▶ AIM A:
Lay out the entries below as a numbered list with blank lines left out. Begin at the line that has "453, 25, 473]" and stop after the line that has "copy-button[interactable]: ❐ Copy".

## start PAGE TEXT

One of the most surprising franchises in recent years, A Quiet Place: Day One brings the franchise back to theaters. The third film inside a decade, John Krasinski, Emily Blunt, and now Lupita N’yongo, has proven it’s got staying power. There’s a lot to like about the franchise, so much so that a few similar movies and shows have reached for similar material. A few of these movies existed or were in production alongside A Quiet Place. Yet their similarity speaks to Hollywood’s never-ending willingness to push out movies with similar themes and ideas simultaneously.

The Silence (2019)

Unfortunately for The Silence, the Stanley Tucci and Kiernan Shipka starring movie forces its audience to imagine a world where sound attracts monsters. The Silence was in production during the same time as A Quiet Place, which is an unhappy coincidence. However, The Silence also loses points for poor execution of interesting ideas.

There are some very upsetting images throughout the movie, including Tucci essentially killing his dog and a woman being forced to fight monsters while trying to shield a baby (we cut away before the implied results). Yet The Silence features questionable effects and, halfway through, introduces a cult that literally uses cell phones as a “suicide bomb” so they can reproduce with Shipka. The odd choices doom this one.

Nicolas Cage in Arcadian

Arcadian (2024)

Nicolas Cage versus the Apocalypse will always be something we’ll want to check out. Nicolas Cage versus some creepy monsters only raises the stakes. 2024’s most recent addition to the unofficial “A Quiet Place canon” forces families to hide in their houses when the Sun goes down. It’s got some very cool creature design, but the cool idea loses some of its steam midway through. The effects cannot quite hold up in the second half, but Arcadian makes for a fun time when it’s hitting its notes.

## end PAGE TEXT

▶ AIM B:
Transcribe word for word a part of the text above on movies similar to A Quiet Place. Begin at the words "Nicolas Cage in" and stop after "hitting its notes.".

## start DATA IN THIS EXERCISE

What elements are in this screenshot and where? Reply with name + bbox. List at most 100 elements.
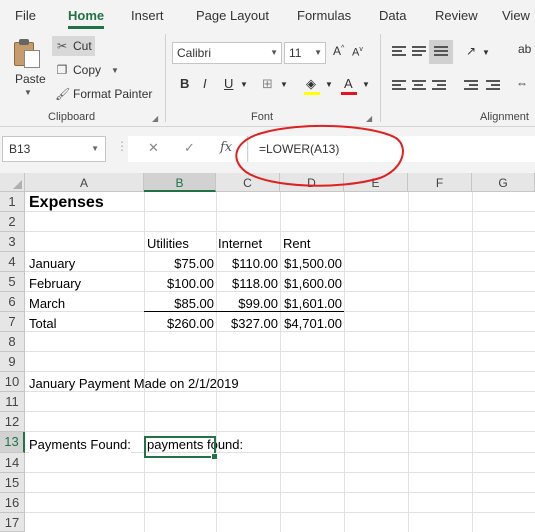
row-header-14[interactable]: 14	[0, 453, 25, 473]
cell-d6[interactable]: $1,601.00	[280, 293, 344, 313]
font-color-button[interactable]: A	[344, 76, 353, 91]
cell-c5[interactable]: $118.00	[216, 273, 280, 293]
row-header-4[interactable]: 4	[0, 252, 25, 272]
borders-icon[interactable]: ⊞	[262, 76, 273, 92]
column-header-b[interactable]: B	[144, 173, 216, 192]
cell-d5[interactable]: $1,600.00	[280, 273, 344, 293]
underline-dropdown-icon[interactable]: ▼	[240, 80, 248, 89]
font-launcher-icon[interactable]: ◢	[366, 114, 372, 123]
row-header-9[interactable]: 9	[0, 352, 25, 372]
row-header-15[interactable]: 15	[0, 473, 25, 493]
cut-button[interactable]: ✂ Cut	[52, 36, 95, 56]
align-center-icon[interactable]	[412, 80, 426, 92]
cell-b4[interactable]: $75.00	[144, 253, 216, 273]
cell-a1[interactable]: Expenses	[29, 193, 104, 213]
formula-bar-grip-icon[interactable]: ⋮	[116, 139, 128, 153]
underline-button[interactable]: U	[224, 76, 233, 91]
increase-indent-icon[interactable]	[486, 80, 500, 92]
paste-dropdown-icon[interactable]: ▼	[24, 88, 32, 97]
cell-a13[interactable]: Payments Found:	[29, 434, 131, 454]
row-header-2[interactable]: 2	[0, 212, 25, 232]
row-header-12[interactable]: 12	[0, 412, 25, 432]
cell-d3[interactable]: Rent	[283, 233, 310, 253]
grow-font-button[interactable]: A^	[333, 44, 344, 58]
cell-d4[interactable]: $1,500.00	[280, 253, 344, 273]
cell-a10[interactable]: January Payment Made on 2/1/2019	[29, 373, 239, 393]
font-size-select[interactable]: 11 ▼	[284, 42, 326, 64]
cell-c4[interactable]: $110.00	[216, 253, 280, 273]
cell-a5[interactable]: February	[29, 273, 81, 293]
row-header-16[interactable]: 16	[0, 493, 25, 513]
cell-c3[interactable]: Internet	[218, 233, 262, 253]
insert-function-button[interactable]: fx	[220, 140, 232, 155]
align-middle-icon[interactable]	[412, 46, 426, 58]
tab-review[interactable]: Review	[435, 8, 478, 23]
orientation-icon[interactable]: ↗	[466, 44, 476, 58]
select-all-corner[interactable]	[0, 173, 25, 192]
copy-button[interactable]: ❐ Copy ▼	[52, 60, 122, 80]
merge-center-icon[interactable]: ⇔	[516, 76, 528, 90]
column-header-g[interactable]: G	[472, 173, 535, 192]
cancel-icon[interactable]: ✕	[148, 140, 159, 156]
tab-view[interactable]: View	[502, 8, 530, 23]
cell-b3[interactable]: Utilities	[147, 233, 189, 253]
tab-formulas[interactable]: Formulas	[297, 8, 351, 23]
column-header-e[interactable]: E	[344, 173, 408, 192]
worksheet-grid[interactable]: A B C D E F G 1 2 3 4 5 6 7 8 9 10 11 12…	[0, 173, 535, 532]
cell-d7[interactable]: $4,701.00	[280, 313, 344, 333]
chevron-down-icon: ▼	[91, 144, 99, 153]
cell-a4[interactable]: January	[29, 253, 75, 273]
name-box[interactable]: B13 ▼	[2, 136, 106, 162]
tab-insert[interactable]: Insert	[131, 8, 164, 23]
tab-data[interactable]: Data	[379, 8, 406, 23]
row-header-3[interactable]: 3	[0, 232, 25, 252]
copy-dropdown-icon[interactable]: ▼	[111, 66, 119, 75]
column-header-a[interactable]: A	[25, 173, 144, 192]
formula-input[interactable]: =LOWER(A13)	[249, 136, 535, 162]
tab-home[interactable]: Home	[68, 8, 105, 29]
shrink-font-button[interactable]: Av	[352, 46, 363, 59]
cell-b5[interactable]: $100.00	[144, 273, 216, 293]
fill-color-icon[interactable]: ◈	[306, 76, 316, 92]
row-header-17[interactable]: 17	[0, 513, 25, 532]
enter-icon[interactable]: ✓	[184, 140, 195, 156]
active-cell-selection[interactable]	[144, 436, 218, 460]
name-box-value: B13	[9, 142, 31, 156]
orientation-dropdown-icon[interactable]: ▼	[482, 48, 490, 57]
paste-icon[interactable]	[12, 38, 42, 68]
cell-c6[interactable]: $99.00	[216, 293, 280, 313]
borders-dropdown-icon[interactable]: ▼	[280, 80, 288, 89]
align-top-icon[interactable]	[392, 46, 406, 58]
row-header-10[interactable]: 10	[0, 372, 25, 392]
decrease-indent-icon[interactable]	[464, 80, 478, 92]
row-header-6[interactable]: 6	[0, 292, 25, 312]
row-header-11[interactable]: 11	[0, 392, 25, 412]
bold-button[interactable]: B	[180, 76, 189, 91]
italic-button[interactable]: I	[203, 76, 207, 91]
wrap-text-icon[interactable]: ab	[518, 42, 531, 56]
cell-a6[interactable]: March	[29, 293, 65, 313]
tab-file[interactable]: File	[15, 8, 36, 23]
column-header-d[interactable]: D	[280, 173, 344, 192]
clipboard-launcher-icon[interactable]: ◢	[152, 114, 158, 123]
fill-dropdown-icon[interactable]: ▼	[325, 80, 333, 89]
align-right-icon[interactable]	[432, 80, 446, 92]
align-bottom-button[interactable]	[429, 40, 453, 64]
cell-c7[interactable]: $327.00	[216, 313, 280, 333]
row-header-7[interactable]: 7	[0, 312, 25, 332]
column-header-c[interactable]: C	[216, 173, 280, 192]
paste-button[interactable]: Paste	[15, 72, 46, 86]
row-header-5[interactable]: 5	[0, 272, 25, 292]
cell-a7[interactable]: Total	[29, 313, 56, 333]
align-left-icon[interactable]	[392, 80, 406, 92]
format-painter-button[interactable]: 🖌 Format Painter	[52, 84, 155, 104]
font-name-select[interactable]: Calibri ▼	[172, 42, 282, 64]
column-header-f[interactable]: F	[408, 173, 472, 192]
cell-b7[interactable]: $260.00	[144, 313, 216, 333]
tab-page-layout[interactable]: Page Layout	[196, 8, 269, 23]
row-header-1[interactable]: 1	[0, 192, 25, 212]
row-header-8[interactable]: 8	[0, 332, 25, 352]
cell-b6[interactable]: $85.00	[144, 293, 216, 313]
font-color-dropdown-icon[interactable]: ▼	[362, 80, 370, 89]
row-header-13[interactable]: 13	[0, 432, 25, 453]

## end DATA IN THIS EXERCISE

▶ FULL SOLUTION A:
1. row-header-14[interactable]: 14	[0, 453, 25, 473]
2. cell-d6[interactable]: $1,601.00	[280, 293, 344, 313]
3. font-color-button[interactable]: A	[344, 76, 353, 91]
4. cell-c5[interactable]: $118.00	[216, 273, 280, 293]
5. row-header-4[interactable]: 4	[0, 252, 25, 272]
6. borders-icon[interactable]: ⊞	[262, 76, 273, 92]
7. column-header-b[interactable]: B	[144, 173, 216, 192]
8. cell-d5[interactable]: $1,600.00	[280, 273, 344, 293]
9. underline-dropdown-icon[interactable]: ▼	[240, 80, 248, 89]
10. font-launcher-icon[interactable]: ◢	[366, 114, 372, 123]
11. row-header-9[interactable]: 9	[0, 352, 25, 372]
12. row-header-15[interactable]: 15	[0, 473, 25, 493]
13. cut-button[interactable]: ✂ Cut	[52, 36, 95, 56]
14. align-center-icon[interactable]	[412, 80, 426, 92]
15. cell-b4[interactable]: $75.00	[144, 253, 216, 273]
16. cell-a1[interactable]: Expenses	[29, 193, 104, 213]
17. formula-bar-grip-icon[interactable]: ⋮	[116, 139, 128, 153]
18. underline-button[interactable]: U	[224, 76, 233, 91]
19. increase-indent-icon[interactable]	[486, 80, 500, 92]
20. paste-dropdown-icon[interactable]: ▼	[24, 88, 32, 97]
21. cell-a13[interactable]: Payments Found:	[29, 434, 131, 454]
22. row-header-2[interactable]: 2	[0, 212, 25, 232]
23. row-header-12[interactable]: 12	[0, 412, 25, 432]
24. cell-d3[interactable]: Rent	[283, 233, 310, 253]
25. grow-font-button[interactable]: A^	[333, 44, 344, 58]
26. cell-d4[interactable]: $1,500.00	[280, 253, 344, 273]
27. cell-a10[interactable]: January Payment Made on 2/1/2019	[29, 373, 239, 393]
28. font-size-select[interactable]: 11 ▼	[284, 42, 326, 64]
29. cell-c4[interactable]: $110.00	[216, 253, 280, 273]
30. cell-a5[interactable]: February	[29, 273, 81, 293]
31. row-header-16[interactable]: 16	[0, 493, 25, 513]
32. cell-c3[interactable]: Internet	[218, 233, 262, 253]
33. insert-function-button[interactable]: fx	[220, 140, 232, 155]
34. align-middle-icon[interactable]	[412, 46, 426, 58]
35. tab-review[interactable]: Review	[435, 8, 478, 23]
36. orientation-icon[interactable]: ↗	[466, 44, 476, 58]
37. select-all-corner[interactable]	[0, 173, 25, 192]
38. copy-button[interactable]: ❐ Copy ▼	[52, 60, 122, 80]

▶ FULL SOLUTION B:
Nicolas Cage in Arcadian

Arcadian (2024)

Nicolas Cage versus the Apocalypse will always be something we’ll want to check out. Nicolas Cage versus some creepy monsters only raises the stakes. 2024’s most recent addition to the unofficial “A Quiet Place canon” forces families to hide in their houses when the Sun goes down. It’s got some very cool creature design, but the cool idea loses some of its steam midway through. The effects cannot quite hold up in the second half, but Arcadian makes for a fun time when it’s hitting its notes.